-- BEGIN Material shown --

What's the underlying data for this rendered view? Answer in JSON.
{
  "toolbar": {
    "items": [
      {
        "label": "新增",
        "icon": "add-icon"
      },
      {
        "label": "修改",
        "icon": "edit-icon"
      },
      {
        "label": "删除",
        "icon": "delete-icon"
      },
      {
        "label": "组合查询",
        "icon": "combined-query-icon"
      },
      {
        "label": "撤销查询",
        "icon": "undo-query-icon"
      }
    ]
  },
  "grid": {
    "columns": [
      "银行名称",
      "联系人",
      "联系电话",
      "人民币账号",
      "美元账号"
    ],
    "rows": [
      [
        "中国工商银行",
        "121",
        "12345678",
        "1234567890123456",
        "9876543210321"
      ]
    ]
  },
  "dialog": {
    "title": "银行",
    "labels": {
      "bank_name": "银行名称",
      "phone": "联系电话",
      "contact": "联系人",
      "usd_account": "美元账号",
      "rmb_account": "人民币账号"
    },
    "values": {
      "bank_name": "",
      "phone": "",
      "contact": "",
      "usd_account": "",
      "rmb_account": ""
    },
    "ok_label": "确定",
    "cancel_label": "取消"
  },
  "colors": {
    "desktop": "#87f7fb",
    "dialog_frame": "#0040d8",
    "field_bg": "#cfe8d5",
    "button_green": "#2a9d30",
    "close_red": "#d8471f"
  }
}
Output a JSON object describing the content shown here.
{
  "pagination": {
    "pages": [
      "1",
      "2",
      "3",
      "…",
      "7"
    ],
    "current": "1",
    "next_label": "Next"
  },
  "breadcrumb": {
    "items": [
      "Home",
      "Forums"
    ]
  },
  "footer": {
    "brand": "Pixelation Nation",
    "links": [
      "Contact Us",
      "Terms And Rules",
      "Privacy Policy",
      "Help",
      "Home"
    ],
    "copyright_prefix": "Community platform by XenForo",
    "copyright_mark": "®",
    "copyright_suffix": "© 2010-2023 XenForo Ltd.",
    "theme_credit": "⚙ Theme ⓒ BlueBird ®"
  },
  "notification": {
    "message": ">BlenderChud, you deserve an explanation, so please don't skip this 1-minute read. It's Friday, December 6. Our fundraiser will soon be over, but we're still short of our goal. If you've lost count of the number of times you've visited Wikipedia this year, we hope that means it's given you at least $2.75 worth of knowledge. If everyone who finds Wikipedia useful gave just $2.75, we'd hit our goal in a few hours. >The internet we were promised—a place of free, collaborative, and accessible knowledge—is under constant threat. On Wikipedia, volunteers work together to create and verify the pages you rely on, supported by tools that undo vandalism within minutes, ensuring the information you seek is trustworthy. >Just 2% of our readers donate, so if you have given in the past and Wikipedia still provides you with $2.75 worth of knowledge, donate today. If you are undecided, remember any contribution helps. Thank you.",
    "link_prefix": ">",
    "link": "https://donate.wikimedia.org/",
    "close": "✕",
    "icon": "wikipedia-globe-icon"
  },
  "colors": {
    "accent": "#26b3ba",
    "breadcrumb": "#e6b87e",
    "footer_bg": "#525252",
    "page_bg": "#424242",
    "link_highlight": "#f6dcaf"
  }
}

-- END Material shown --

Written exercise:
Extract the listing in its entirety, matching it exactly.

Solution to this task:
What's the underlying data for this rendered view? Answer in JSON.
{
  "toolbar": {
    "items": [
      {
        "label": "新增",
        "icon": "add-icon"
      },
      {
        "label": "修改",
        "icon": "edit-icon"
      },
      {
        "label": "删除",
        "icon": "delete-icon"
      },
      {
        "label": "组合查询",
        "icon": "combined-query-icon"
      },
      {
        "label": "撤销查询",
        "icon": "undo-query-icon"
      }
    ]
  },
  "grid": {
    "columns": [
      "银行名称",
      "联系人",
      "联系电话",
      "人民币账号",
      "美元账号"
    ],
    "rows": [
      [
        "中国工商银行",
        "121",
        "12345678",
        "1234567890123456",
        "9876543210321"
      ]
    ]
  },
  "dialog": {
    "title": "银行",
    "labels": {
      "bank_name": "银行名称",
      "phone": "联系电话",
      "contact": "联系人",
      "usd_account": "美元账号",
      "rmb_account": "人民币账号"
    },
    "values": {
      "bank_name": "",
      "phone": "",
      "contact": "",
      "usd_account": "",
      "rmb_account": ""
    },
    "ok_label": "确定",
    "cancel_label": "取消"
  },
  "colors": {
    "desktop": "#87f7fb",
    "dialog_frame": "#0040d8",
    "field_bg": "#cfe8d5",
    "button_green": "#2a9d30",
    "close_red": "#d8471f"
  }
}
Output a JSON object describing the content shown here.
{
  "pagination": {
    "pages": [
      "1",
      "2",
      "3",
      "…",
      "7"
    ],
    "current": "1",
    "next_label": "Next"
  },
  "breadcrumb": {
    "items": [
      "Home",
      "Forums"
    ]
  },
  "footer": {
    "brand": "Pixelation Nation",
    "links": [
      "Contact Us",
      "Terms And Rules",
      "Privacy Policy",
      "Help",
      "Home"
    ],
    "copyright_prefix": "Community platform by XenForo",
    "copyright_mark": "®",
    "copyright_suffix": "© 2010-2023 XenForo Ltd.",
    "theme_credit": "⚙ Theme ⓒ BlueBird ®"
  },
  "notification": {
    "message": ">BlenderChud, you deserve an explanation, so please don't skip this 1-minute read. It's Friday, December 6. Our fundraiser will soon be over, but we're still short of our goal. If you've lost count of the number of times you've visited Wikipedia this year, we hope that means it's given you at least $2.75 worth of knowledge. If everyone who finds Wikipedia useful gave just $2.75, we'd hit our goal in a few hours. >The internet we were promised—a place of free, collaborative, and accessible knowledge—is under constant threat. On Wikipedia, volunteers work together to create and verify the pages you rely on, supported by tools that undo vandalism within minutes, ensuring the information you seek is trustworthy. >Just 2% of our readers donate, so if you have given in the past and Wikipedia still provides you with $2.75 worth of knowledge, donate today. If you are undecided, remember any contribution helps. Thank you.",
    "link_prefix": ">",
    "link": "https://donate.wikimedia.org/",
    "close": "✕",
    "icon": "wikipedia-globe-icon"
  },
  "colors": {
    "accent": "#26b3ba",
    "breadcrumb": "#e6b87e",
    "footer_bg": "#525252",
    "page_bg": "#424242",
    "link_highlight": "#f6dcaf"
  }
}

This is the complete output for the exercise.